Exercise inputs:
==================================================

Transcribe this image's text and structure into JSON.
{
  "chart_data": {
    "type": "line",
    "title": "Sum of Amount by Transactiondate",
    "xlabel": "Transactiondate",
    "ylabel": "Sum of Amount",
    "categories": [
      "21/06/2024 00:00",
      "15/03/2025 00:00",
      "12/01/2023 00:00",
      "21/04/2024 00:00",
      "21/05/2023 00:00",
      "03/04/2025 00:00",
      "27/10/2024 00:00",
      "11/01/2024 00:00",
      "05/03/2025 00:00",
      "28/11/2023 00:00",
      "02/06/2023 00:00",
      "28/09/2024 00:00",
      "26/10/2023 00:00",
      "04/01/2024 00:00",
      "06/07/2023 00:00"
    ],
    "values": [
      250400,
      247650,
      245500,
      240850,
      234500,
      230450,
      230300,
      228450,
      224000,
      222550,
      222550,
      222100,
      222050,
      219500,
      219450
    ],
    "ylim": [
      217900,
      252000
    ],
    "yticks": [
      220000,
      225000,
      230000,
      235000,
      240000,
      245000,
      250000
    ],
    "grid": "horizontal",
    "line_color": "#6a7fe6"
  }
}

==================================================

Exercise task:
Write down the full listing again, exactly.

Output below:
Transcribe this image's text and structure into JSON.
{
  "chart_data": {
    "type": "line",
    "title": "Sum of Amount by Transactiondate",
    "xlabel": "Transactiondate",
    "ylabel": "Sum of Amount",
    "categories": [
      "21/06/2024 00:00",
      "15/03/2025 00:00",
      "12/01/2023 00:00",
      "21/04/2024 00:00",
      "21/05/2023 00:00",
      "03/04/2025 00:00",
      "27/10/2024 00:00",
      "11/01/2024 00:00",
      "05/03/2025 00:00",
      "28/11/2023 00:00",
      "02/06/2023 00:00",
      "28/09/2024 00:00",
      "26/10/2023 00:00",
      "04/01/2024 00:00",
      "06/07/2023 00:00"
    ],
    "values": [
      250400,
      247650,
      245500,
      240850,
      234500,
      230450,
      230300,
      228450,
      224000,
      222550,
      222550,
      222100,
      222050,
      219500,
      219450
    ],
    "ylim": [
      217900,
      252000
    ],
    "yticks": [
      220000,
      225000,
      230000,
      235000,
      240000,
      245000,
      250000
    ],
    "grid": "horizontal",
    "line_color": "#6a7fe6"
  }
}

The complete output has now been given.